**Problem statement**
Go through the entries and count the lines with the string "screenshot" in them. Give only that number.
::: Dataset content
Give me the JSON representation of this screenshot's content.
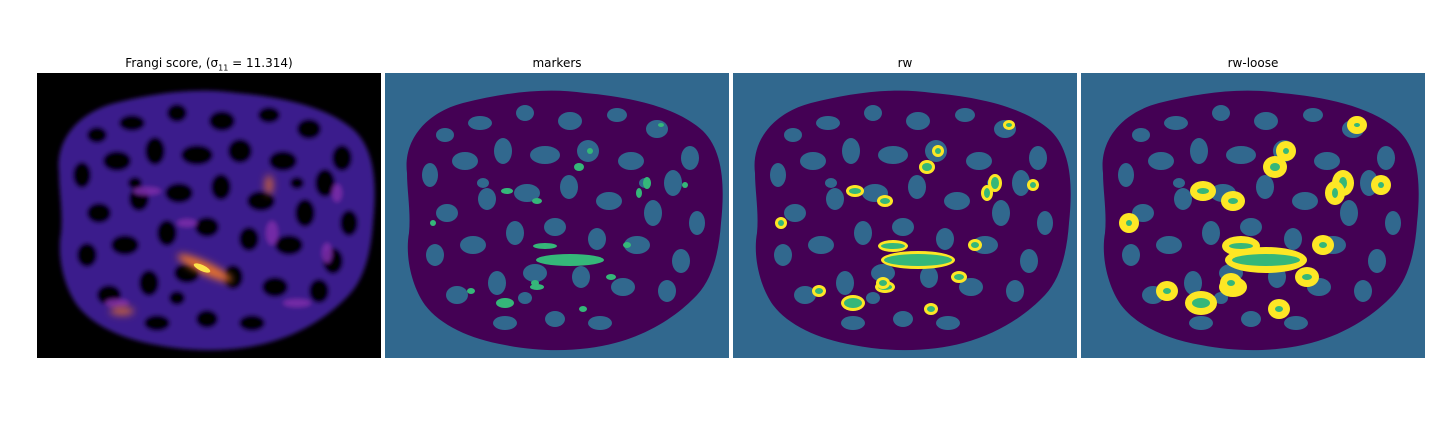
{
  "panels": [
    {
      "id": "frangi",
      "title_prefix": "Frangi score, ",
      "title_math": "(σ",
      "title_sub": "11",
      "title_suffix": " = 11.314)"
    },
    {
      "id": "markers",
      "title": "markers"
    },
    {
      "id": "rw",
      "title": "rw"
    },
    {
      "id": "rw-loose",
      "title": "rw-loose"
    }
  ],
  "colors": {
    "frangi_background": "#000000",
    "frangi_low": "#3a1a8c",
    "frangi_mid": "#7a2ba8",
    "frangi_high": "#e8722a",
    "frangi_peak": "#fde24a",
    "label_background": "#31688e",
    "label_tissue": "#440154",
    "label_marker": "#35b779",
    "label_boundary": "#fde725"
  }
}
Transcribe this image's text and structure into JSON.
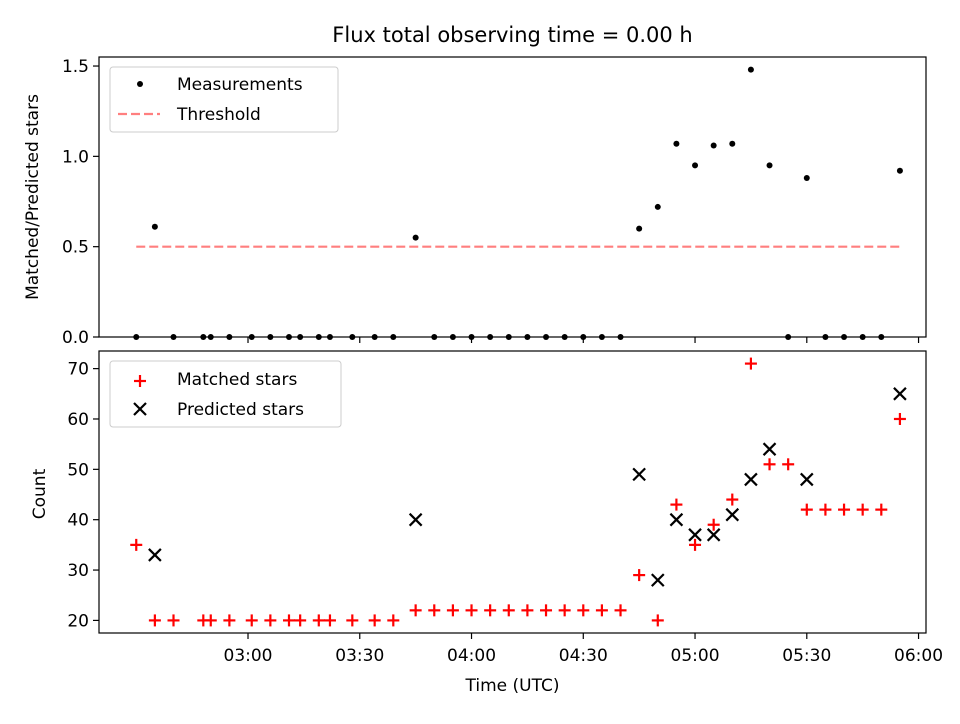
{
  "title": "Flux total observing time = 0.00 h",
  "colors": {
    "measurement": "#000000",
    "threshold": "#ff7f7f",
    "matched": "#ff0000",
    "predicted": "#000000",
    "axes": "#000000",
    "background": "#ffffff"
  },
  "chart_data": [
    {
      "type": "scatter",
      "panel": "top",
      "title": "Flux total observing time = 0.00 h",
      "xlabel": "",
      "ylabel": "Matched/Predicted stars",
      "xlim": [
        "02:20",
        "06:02"
      ],
      "ylim": [
        0,
        1.55
      ],
      "yticks": [
        0.0,
        0.5,
        1.0,
        1.5
      ],
      "ytick_labels": [
        "0.0",
        "0.5",
        "1.0",
        "1.5"
      ],
      "grid": false,
      "legend_position": "upper left",
      "legend": [
        "Measurements",
        "Threshold"
      ],
      "series": [
        {
          "name": "Measurements",
          "marker": "dot",
          "x": [
            "02:30",
            "02:35",
            "02:40",
            "02:48",
            "02:50",
            "02:55",
            "03:01",
            "03:06",
            "03:11",
            "03:14",
            "03:19",
            "03:22",
            "03:28",
            "03:34",
            "03:39",
            "03:45",
            "03:50",
            "03:55",
            "04:00",
            "04:05",
            "04:10",
            "04:15",
            "04:20",
            "04:25",
            "04:30",
            "04:35",
            "04:40",
            "04:45",
            "04:50",
            "04:55",
            "05:00",
            "05:05",
            "05:10",
            "05:15",
            "05:20",
            "05:25",
            "05:30",
            "05:35",
            "05:40",
            "05:45",
            "05:50",
            "05:55"
          ],
          "y": [
            0,
            0.61,
            0,
            0,
            0,
            0,
            0,
            0,
            0,
            0,
            0,
            0,
            0,
            0,
            0,
            0.55,
            0,
            0,
            0,
            0,
            0,
            0,
            0,
            0,
            0,
            0,
            0,
            0.6,
            0.72,
            1.07,
            0.95,
            1.06,
            1.07,
            1.48,
            0.95,
            0,
            0.88,
            0,
            0,
            0,
            0,
            0.92
          ]
        },
        {
          "name": "Threshold",
          "type": "line",
          "style": "dashed",
          "x": [
            "02:30",
            "05:55"
          ],
          "y": [
            0.5,
            0.5
          ]
        }
      ]
    },
    {
      "type": "scatter",
      "panel": "bottom",
      "xlabel": "Time (UTC)",
      "ylabel": "Count",
      "xlim": [
        "02:20",
        "06:02"
      ],
      "ylim": [
        17.5,
        73.5
      ],
      "xticks": [
        "03:00",
        "03:30",
        "04:00",
        "04:30",
        "05:00",
        "05:30",
        "06:00"
      ],
      "yticks": [
        20,
        30,
        40,
        50,
        60,
        70
      ],
      "ytick_labels": [
        "20",
        "30",
        "40",
        "50",
        "60",
        "70"
      ],
      "grid": false,
      "legend_position": "upper left",
      "legend": [
        "Matched stars",
        "Predicted stars"
      ],
      "series": [
        {
          "name": "Matched stars",
          "marker": "plus",
          "x": [
            "02:30",
            "02:35",
            "02:40",
            "02:48",
            "02:50",
            "02:55",
            "03:01",
            "03:06",
            "03:11",
            "03:14",
            "03:19",
            "03:22",
            "03:28",
            "03:34",
            "03:39",
            "03:45",
            "03:50",
            "03:55",
            "04:00",
            "04:05",
            "04:10",
            "04:15",
            "04:20",
            "04:25",
            "04:30",
            "04:35",
            "04:40",
            "04:45",
            "04:50",
            "04:55",
            "05:00",
            "05:05",
            "05:10",
            "05:15",
            "05:20",
            "05:25",
            "05:30",
            "05:35",
            "05:40",
            "05:45",
            "05:50",
            "05:55"
          ],
          "y": [
            35,
            20,
            20,
            20,
            20,
            20,
            20,
            20,
            20,
            20,
            20,
            20,
            20,
            20,
            20,
            22,
            22,
            22,
            22,
            22,
            22,
            22,
            22,
            22,
            22,
            22,
            22,
            29,
            20,
            43,
            35,
            39,
            44,
            71,
            51,
            51,
            42,
            42,
            42,
            42,
            42,
            60
          ]
        },
        {
          "name": "Predicted stars",
          "marker": "x",
          "x": [
            "02:35",
            "03:45",
            "04:45",
            "04:50",
            "04:55",
            "05:00",
            "05:05",
            "05:10",
            "05:15",
            "05:20",
            "05:30",
            "05:55"
          ],
          "y": [
            33,
            40,
            49,
            28,
            40,
            37,
            37,
            41,
            48,
            54,
            48,
            65
          ]
        }
      ]
    }
  ]
}
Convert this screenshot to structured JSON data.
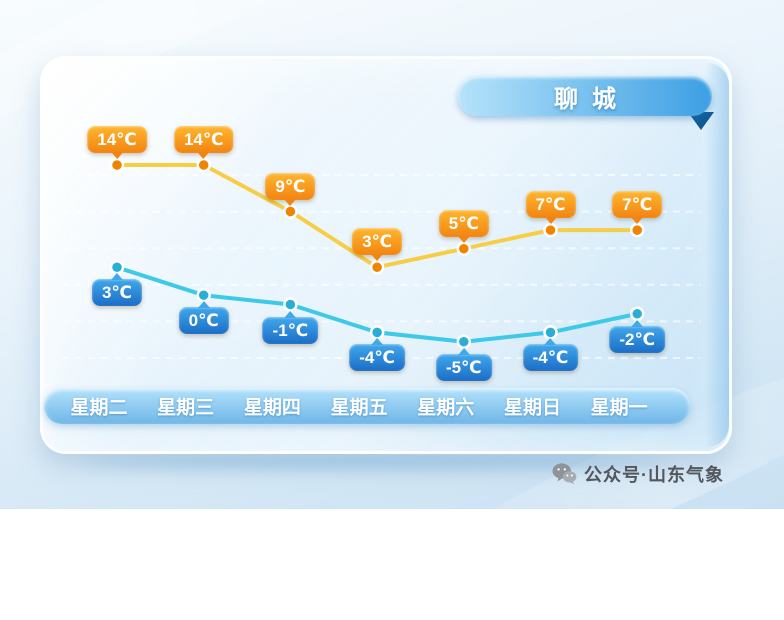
{
  "city_label": "聊城",
  "watermark": {
    "icon": "wechat-icon",
    "text": "公众号·山东气象"
  },
  "colors": {
    "title_pill_gradient": [
      "#B5E3FA",
      "#3D9FE3"
    ],
    "day_bar_gradient": [
      "#B3E2FB",
      "#6FB6E8"
    ],
    "ribbon_fold": "#0E5B97",
    "card_border": "#FFFFFF",
    "background": "#E4F0F9",
    "gridline": "#FFFFFF"
  },
  "chart_data": {
    "type": "line",
    "title": "聊城",
    "categories": [
      "星期二",
      "星期三",
      "星期四",
      "星期五",
      "星期六",
      "星期日",
      "星期一"
    ],
    "series": [
      {
        "name": "high",
        "values": [
          14,
          14,
          9,
          3,
          5,
          7,
          7
        ],
        "labels": [
          "14℃",
          "14℃",
          "9℃",
          "3℃",
          "5℃",
          "7℃",
          "7℃"
        ],
        "line_color": "#F6CE45",
        "point_color": "#F08300",
        "badge_gradient": [
          "#FFB62E",
          "#F28411"
        ],
        "label_position": "above"
      },
      {
        "name": "low",
        "values": [
          3,
          0,
          -1,
          -4,
          -5,
          -4,
          -2
        ],
        "labels": [
          "3℃",
          "0℃",
          "-1℃",
          "-4℃",
          "-5℃",
          "-4℃",
          "-2℃"
        ],
        "line_color": "#3EC9E9",
        "point_color": "#2BAED6",
        "badge_gradient": [
          "#41A8EC",
          "#1B6DC6"
        ],
        "label_position": "below"
      }
    ],
    "unit": "℃",
    "ylim": [
      -8,
      17
    ],
    "grid": "horizontal-dashed",
    "legend": "none"
  }
}
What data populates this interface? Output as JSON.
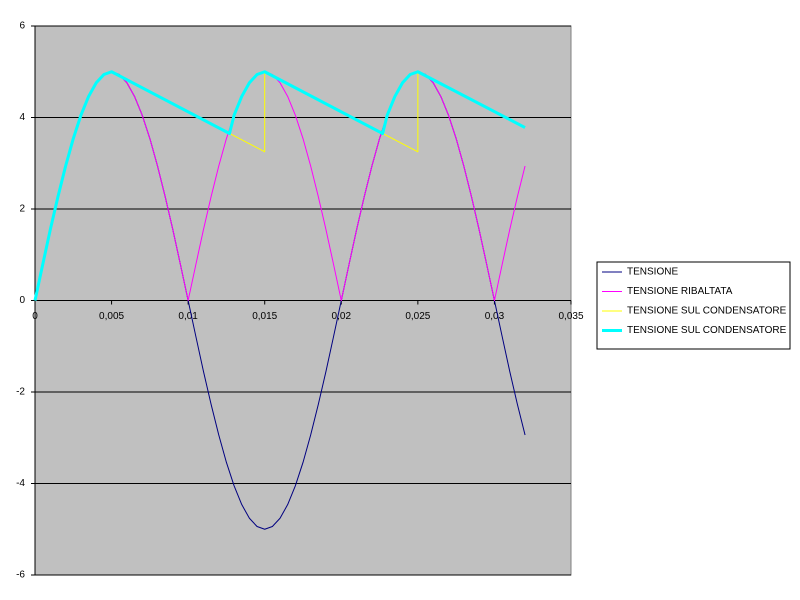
{
  "chart_data": {
    "type": "line",
    "x": [
      0,
      0.0005,
      0.001,
      0.0015,
      0.002,
      0.0025,
      0.003,
      0.0035,
      0.004,
      0.0045,
      0.005,
      0.0055,
      0.006,
      0.0065,
      0.007,
      0.0075,
      0.008,
      0.0085,
      0.009,
      0.0095,
      0.01,
      0.0105,
      0.011,
      0.0115,
      0.012,
      0.0125,
      0.013,
      0.0135,
      0.014,
      0.0145,
      0.015,
      0.0155,
      0.016,
      0.0165,
      0.017,
      0.0175,
      0.018,
      0.0185,
      0.019,
      0.0195,
      0.02,
      0.0205,
      0.021,
      0.0215,
      0.022,
      0.0225,
      0.023,
      0.0235,
      0.024,
      0.0245,
      0.025,
      0.0255,
      0.026,
      0.0265,
      0.027,
      0.0275,
      0.028,
      0.0285,
      0.029,
      0.0295,
      0.03,
      0.0305,
      0.031,
      0.0315,
      0.032
    ],
    "series": [
      {
        "name": "TENSIONE",
        "color": "#000080",
        "width": 1,
        "values": [
          0,
          0.78,
          1.55,
          2.27,
          2.94,
          3.54,
          4.05,
          4.46,
          4.76,
          4.94,
          5,
          4.94,
          4.76,
          4.46,
          4.05,
          3.54,
          2.94,
          2.27,
          1.55,
          0.78,
          0,
          -0.78,
          -1.55,
          -2.27,
          -2.94,
          -3.54,
          -4.05,
          -4.46,
          -4.76,
          -4.94,
          -5,
          -4.94,
          -4.76,
          -4.46,
          -4.05,
          -3.54,
          -2.94,
          -2.27,
          -1.55,
          -0.78,
          0,
          0.78,
          1.55,
          2.27,
          2.94,
          3.54,
          4.05,
          4.46,
          4.76,
          4.94,
          5,
          4.94,
          4.76,
          4.46,
          4.05,
          3.54,
          2.94,
          2.27,
          1.55,
          0.78,
          0,
          -0.78,
          -1.55,
          -2.27,
          -2.94
        ]
      },
      {
        "name": "TENSIONE RIBALTATA",
        "color": "#ff00ff",
        "width": 1,
        "values": [
          0,
          0.78,
          1.55,
          2.27,
          2.94,
          3.54,
          4.05,
          4.46,
          4.76,
          4.94,
          5,
          4.94,
          4.76,
          4.46,
          4.05,
          3.54,
          2.94,
          2.27,
          1.55,
          0.78,
          0,
          0.78,
          1.55,
          2.27,
          2.94,
          3.54,
          4.05,
          4.46,
          4.76,
          4.94,
          5,
          4.94,
          4.76,
          4.46,
          4.05,
          3.54,
          2.94,
          2.27,
          1.55,
          0.78,
          0,
          0.78,
          1.55,
          2.27,
          2.94,
          3.54,
          4.05,
          4.46,
          4.76,
          4.94,
          5,
          4.94,
          4.76,
          4.46,
          4.05,
          3.54,
          2.94,
          2.27,
          1.55,
          0.78,
          0,
          0.78,
          1.55,
          2.27,
          2.94
        ]
      },
      {
        "name": "TENSIONE SUL CONDENSATORE",
        "color": "#ffff00",
        "width": 1,
        "x": [
          0,
          0.0005,
          0.001,
          0.0015,
          0.002,
          0.0025,
          0.003,
          0.0035,
          0.004,
          0.0045,
          0.005,
          0.015,
          0.015,
          0.025,
          0.025,
          0.032
        ],
        "values": [
          0,
          0.78,
          1.55,
          2.27,
          2.94,
          3.54,
          4.05,
          4.46,
          4.76,
          4.94,
          5,
          3.25,
          5,
          3.25,
          5,
          3.78
        ]
      },
      {
        "name": "TENSIONE SUL CONDENSATORE",
        "color": "#00ffff",
        "width": 3,
        "x": [
          0,
          0.0005,
          0.001,
          0.0015,
          0.002,
          0.0025,
          0.003,
          0.0035,
          0.004,
          0.0045,
          0.005,
          0.0127,
          0.013,
          0.0135,
          0.014,
          0.0145,
          0.015,
          0.0227,
          0.023,
          0.0235,
          0.024,
          0.0245,
          0.025,
          0.032
        ],
        "values": [
          0,
          0.78,
          1.55,
          2.27,
          2.94,
          3.54,
          4.05,
          4.46,
          4.76,
          4.94,
          5,
          3.65,
          4.05,
          4.46,
          4.76,
          4.94,
          5,
          3.65,
          4.05,
          4.46,
          4.76,
          4.94,
          5,
          3.78
        ]
      }
    ],
    "xlim": [
      0,
      0.035
    ],
    "xticks": [
      0,
      {
        "value": 0.005,
        "label": "0,005"
      },
      {
        "value": 0.01,
        "label": "0,01"
      },
      {
        "value": 0.015,
        "label": "0,015"
      },
      {
        "value": 0.02,
        "label": "0,02"
      },
      {
        "value": 0.025,
        "label": "0,025"
      },
      {
        "value": 0.03,
        "label": "0,03"
      },
      {
        "value": 0.035,
        "label": "0,035"
      }
    ],
    "ylim": [
      -6,
      6
    ],
    "yticks": [
      -6,
      -4,
      -2,
      0,
      2,
      4,
      6
    ],
    "grid": true,
    "plot_background": "#c0c0c0",
    "legend": "right"
  }
}
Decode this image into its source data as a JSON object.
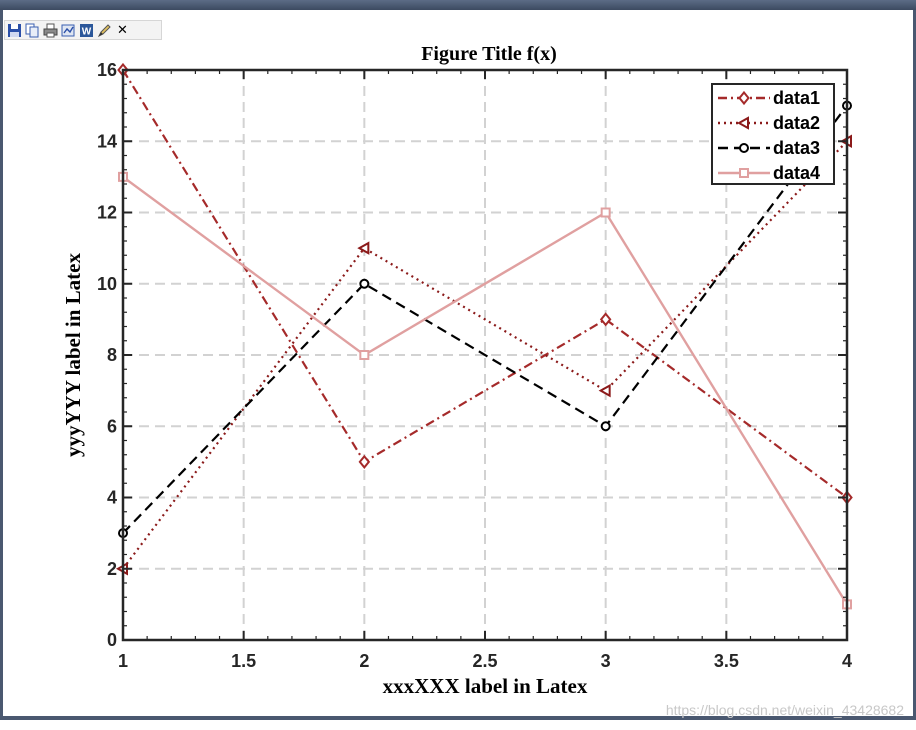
::::::
**Written response**
2